▶ [WRITTEN EXERCISE] Copy out every line of the records below word for word, leaving out the pictures.

▶ [RAW RECORDS]

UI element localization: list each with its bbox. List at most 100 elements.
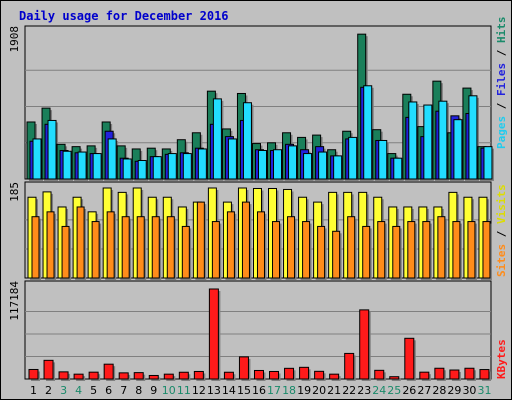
pages-bar-22 — [348, 136, 358, 180]
pages-bar-9 — [152, 156, 162, 180]
kbytes-bar-5 — [88, 371, 99, 380]
kbytes-bar-7 — [118, 372, 129, 380]
kbytes-bar-20 — [314, 370, 325, 380]
x-tick-label-5: 5 — [90, 384, 97, 397]
sites-bar-17 — [272, 221, 281, 279]
pages-bar-24 — [378, 139, 388, 180]
top-legend-part-0: Pages — [495, 116, 508, 149]
x-tick-label-3: 3 — [60, 384, 67, 397]
sites-bar-14 — [226, 211, 235, 279]
sites-bar-30 — [467, 221, 476, 279]
pages-bar-12 — [197, 148, 207, 180]
sites-bar-10 — [166, 216, 175, 279]
x-tick-label-20: 20 — [312, 384, 326, 397]
sites-bar-26 — [407, 221, 416, 279]
kbytes-bar-25 — [389, 376, 400, 380]
sites-bar-29 — [452, 221, 461, 279]
kbytes-bar-1 — [28, 368, 39, 380]
x-tick-label-10: 10 — [162, 384, 176, 397]
pages-bar-2 — [47, 119, 57, 180]
top-legend-part-1: / — [495, 96, 508, 116]
sites-bar-9 — [151, 216, 160, 279]
x-tick-label-16: 16 — [252, 384, 266, 397]
sites-bar-7 — [121, 216, 130, 279]
sites-bar-13 — [211, 221, 220, 279]
x-tick-label-19: 19 — [297, 384, 311, 397]
x-tick-label-17: 17 — [267, 384, 281, 397]
x-tick-label-7: 7 — [120, 384, 127, 397]
sites-bar-19 — [302, 221, 311, 279]
kbytes-bar-25-shadow — [391, 378, 401, 381]
pages-bar-1 — [32, 138, 42, 180]
sites-bar-12 — [196, 201, 205, 279]
pages-bar-21 — [333, 155, 343, 180]
kbytes-bar-31 — [479, 369, 490, 380]
sites-bar-23 — [362, 225, 371, 279]
chart-title: Daily usage for December 2016 — [19, 9, 229, 23]
top-legend: Pages / Files / Hits — [495, 17, 508, 150]
kbytes-bar-23 — [359, 309, 370, 380]
kbytes-bar-21 — [329, 373, 340, 380]
kbytes-bar-16 — [253, 369, 264, 380]
pages-bar-8 — [137, 160, 147, 180]
mid-legend-part-0: Sites — [495, 244, 508, 277]
kbytes-bar-11 — [178, 371, 189, 380]
kbytes-bar-28 — [434, 367, 445, 380]
sites-bar-2 — [46, 211, 55, 279]
x-tick-label-2: 2 — [45, 384, 52, 397]
pages-bar-14 — [227, 138, 237, 180]
kbytes-bar-2 — [43, 359, 54, 380]
x-tick-label-9: 9 — [150, 384, 157, 397]
pages-bar-3 — [62, 150, 72, 180]
kbytes-bar-8 — [133, 372, 144, 380]
sites-bar-22 — [347, 216, 356, 279]
pages-bar-28 — [438, 100, 448, 180]
kbytes-bar-30 — [464, 367, 475, 380]
kbytes-bar-17 — [269, 370, 280, 380]
pages-bar-29 — [453, 119, 463, 180]
x-tick-label-25: 25 — [387, 384, 401, 397]
mid-legend-part-2: Visits — [495, 184, 508, 224]
kbytes-bar-22 — [344, 352, 355, 380]
kbytes-bar-6 — [103, 363, 114, 380]
kbytes-bar-15 — [238, 356, 249, 380]
sites-bar-8 — [136, 216, 145, 279]
bottom-legend-part-0: KBytes — [495, 339, 508, 379]
pages-bar-20 — [318, 151, 328, 180]
pages-bar-17 — [273, 149, 283, 180]
kbytes-bar-19 — [299, 366, 310, 380]
sites-bar-5 — [91, 221, 100, 279]
x-tick-label-30: 30 — [462, 384, 476, 397]
kbytes-bar-18 — [284, 367, 295, 380]
x-tick-label-15: 15 — [237, 384, 251, 397]
sites-bar-28 — [437, 216, 446, 279]
x-tick-label-23: 23 — [357, 384, 371, 397]
x-tick-label-26: 26 — [402, 384, 416, 397]
pages-bar-6 — [107, 138, 117, 180]
kbytes-bar-10 — [163, 373, 174, 380]
pages-bar-30 — [468, 95, 478, 180]
sites-bar-16 — [256, 211, 265, 279]
x-tick-label-14: 14 — [222, 384, 236, 397]
kbytes-bar-24 — [374, 369, 385, 380]
sites-bar-6 — [106, 211, 115, 279]
top-legend-part-4: Hits — [495, 17, 508, 44]
pages-bar-26 — [408, 101, 418, 180]
sites-bar-1 — [31, 216, 40, 279]
sites-bar-27 — [422, 221, 431, 279]
x-tick-label-13: 13 — [207, 384, 221, 397]
mid-legend-part-1: / — [495, 224, 508, 244]
x-tick-label-28: 28 — [432, 384, 446, 397]
pages-bar-4 — [77, 151, 87, 180]
y-max-label-middle: 185 — [8, 182, 21, 202]
kbytes-bar-9 — [148, 374, 159, 380]
x-tick-label-8: 8 — [135, 384, 142, 397]
x-tick-label-18: 18 — [282, 384, 296, 397]
pages-bar-31 — [483, 146, 493, 180]
panel-3-frame — [24, 280, 492, 380]
pages-bar-25 — [393, 157, 403, 180]
x-tick-label-22: 22 — [342, 384, 356, 397]
pages-bar-13 — [212, 98, 222, 180]
top-legend-part-2: Files — [495, 63, 508, 96]
sites-bar-3 — [61, 225, 70, 279]
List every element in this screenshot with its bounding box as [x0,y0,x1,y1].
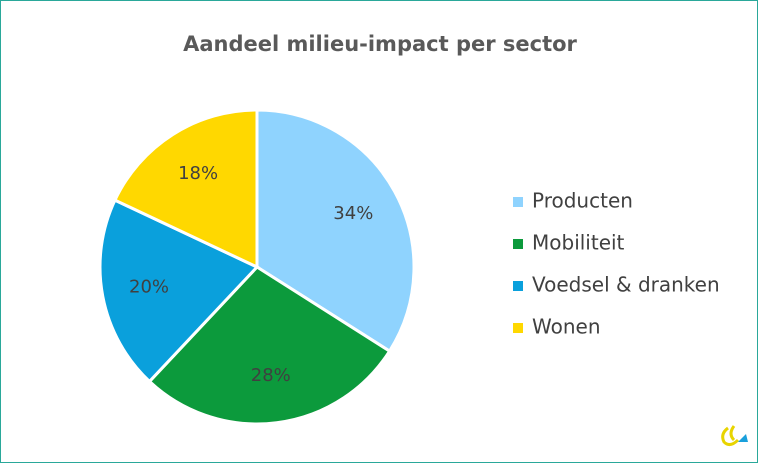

▶ [CORRECT RESPONSE]
UI element localization: list each with its bbox. List at most 100 elements.
pages-bar-22 — [348, 136, 358, 180]
pages-bar-9 — [152, 156, 162, 180]
kbytes-bar-5 — [88, 371, 99, 380]
kbytes-bar-7 — [118, 372, 129, 380]
kbytes-bar-20 — [314, 370, 325, 380]
x-tick-label-5: 5 — [90, 384, 97, 397]
sites-bar-17 — [272, 221, 281, 279]
pages-bar-24 — [378, 139, 388, 180]
top-legend-part-0: Pages — [495, 116, 508, 149]
x-tick-label-3: 3 — [60, 384, 67, 397]
sites-bar-14 — [226, 211, 235, 279]
sites-bar-30 — [467, 221, 476, 279]
pages-bar-12 — [197, 148, 207, 180]
sites-bar-10 — [166, 216, 175, 279]
x-tick-label-20: 20 — [312, 384, 326, 397]
sites-bar-26 — [407, 221, 416, 279]
kbytes-bar-25 — [389, 376, 400, 380]
sites-bar-29 — [452, 221, 461, 279]
kbytes-bar-1 — [28, 368, 39, 380]
x-tick-label-10: 10 — [162, 384, 176, 397]
pages-bar-2 — [47, 119, 57, 180]
top-legend-part-1: / — [495, 96, 508, 116]
sites-bar-9 — [151, 216, 160, 279]
x-tick-label-16: 16 — [252, 384, 266, 397]
sites-bar-7 — [121, 216, 130, 279]
sites-bar-13 — [211, 221, 220, 279]
x-tick-label-19: 19 — [297, 384, 311, 397]
x-tick-label-17: 17 — [267, 384, 281, 397]
x-tick-label-7: 7 — [120, 384, 127, 397]
sites-bar-19 — [302, 221, 311, 279]
kbytes-bar-25-shadow — [391, 378, 401, 381]
pages-bar-1 — [32, 138, 42, 180]
sites-bar-12 — [196, 201, 205, 279]
pages-bar-21 — [333, 155, 343, 180]
kbytes-bar-31 — [479, 369, 490, 380]
sites-bar-23 — [362, 225, 371, 279]
chart-title: Daily usage for December 2016 — [19, 9, 229, 23]
top-legend: Pages / Files / Hits — [495, 17, 508, 150]
kbytes-bar-23 — [359, 309, 370, 380]
kbytes-bar-21 — [329, 373, 340, 380]
kbytes-bar-16 — [253, 369, 264, 380]
pages-bar-8 — [137, 160, 147, 180]
mid-legend-part-0: Sites — [495, 244, 508, 277]
kbytes-bar-11 — [178, 371, 189, 380]
kbytes-bar-28 — [434, 367, 445, 380]
sites-bar-2 — [46, 211, 55, 279]
x-tick-label-2: 2 — [45, 384, 52, 397]
pages-bar-14 — [227, 138, 237, 180]
kbytes-bar-2 — [43, 359, 54, 380]
x-tick-label-9: 9 — [150, 384, 157, 397]
pages-bar-3 — [62, 150, 72, 180]
kbytes-bar-8 — [133, 372, 144, 380]
sites-bar-22 — [347, 216, 356, 279]
pages-bar-28 — [438, 100, 448, 180]
kbytes-bar-30 — [464, 367, 475, 380]
kbytes-bar-17 — [269, 370, 280, 380]
pages-bar-29 — [453, 119, 463, 180]
x-tick-label-25: 25 — [387, 384, 401, 397]
mid-legend-part-2: Visits — [495, 184, 508, 224]
kbytes-bar-22 — [344, 352, 355, 380]
kbytes-bar-6 — [103, 363, 114, 380]
kbytes-bar-15 — [238, 356, 249, 380]
sites-bar-8 — [136, 216, 145, 279]
bottom-legend-part-0: KBytes — [495, 339, 508, 379]
pages-bar-20 — [318, 151, 328, 180]
pages-bar-17 — [273, 149, 283, 180]
kbytes-bar-19 — [299, 366, 310, 380]
sites-bar-5 — [91, 221, 100, 279]
x-tick-label-30: 30 — [462, 384, 476, 397]
kbytes-bar-18 — [284, 367, 295, 380]
x-tick-label-15: 15 — [237, 384, 251, 397]
sites-bar-28 — [437, 216, 446, 279]
x-tick-label-23: 23 — [357, 384, 371, 397]
x-tick-label-26: 26 — [402, 384, 416, 397]
pages-bar-6 — [107, 138, 117, 180]
kbytes-bar-10 — [163, 373, 174, 380]
pages-bar-30 — [468, 95, 478, 180]
sites-bar-16 — [256, 211, 265, 279]
x-tick-label-14: 14 — [222, 384, 236, 397]
kbytes-bar-24 — [374, 369, 385, 380]
sites-bar-6 — [106, 211, 115, 279]
top-legend-part-4: Hits — [495, 17, 508, 44]
pages-bar-26 — [408, 101, 418, 180]
sites-bar-1 — [31, 216, 40, 279]
sites-bar-27 — [422, 221, 431, 279]
x-tick-label-13: 13 — [207, 384, 221, 397]
mid-legend-part-1: / — [495, 224, 508, 244]
x-tick-label-28: 28 — [432, 384, 446, 397]
pages-bar-4 — [77, 151, 87, 180]
y-max-label-middle: 185 — [8, 182, 21, 202]
kbytes-bar-9 — [148, 374, 159, 380]
x-tick-label-8: 8 — [135, 384, 142, 397]
x-tick-label-18: 18 — [282, 384, 296, 397]
pages-bar-31 — [483, 146, 493, 180]
panel-3-frame — [24, 280, 492, 380]
pages-bar-25 — [393, 157, 403, 180]
x-tick-label-22: 22 — [342, 384, 356, 397]
pages-bar-13 — [212, 98, 222, 180]
top-legend-part-2: Files — [495, 63, 508, 96]
sites-bar-3 — [61, 225, 70, 279]
List every element in this screenshot with its bounding box as [x0,y0,x1,y1].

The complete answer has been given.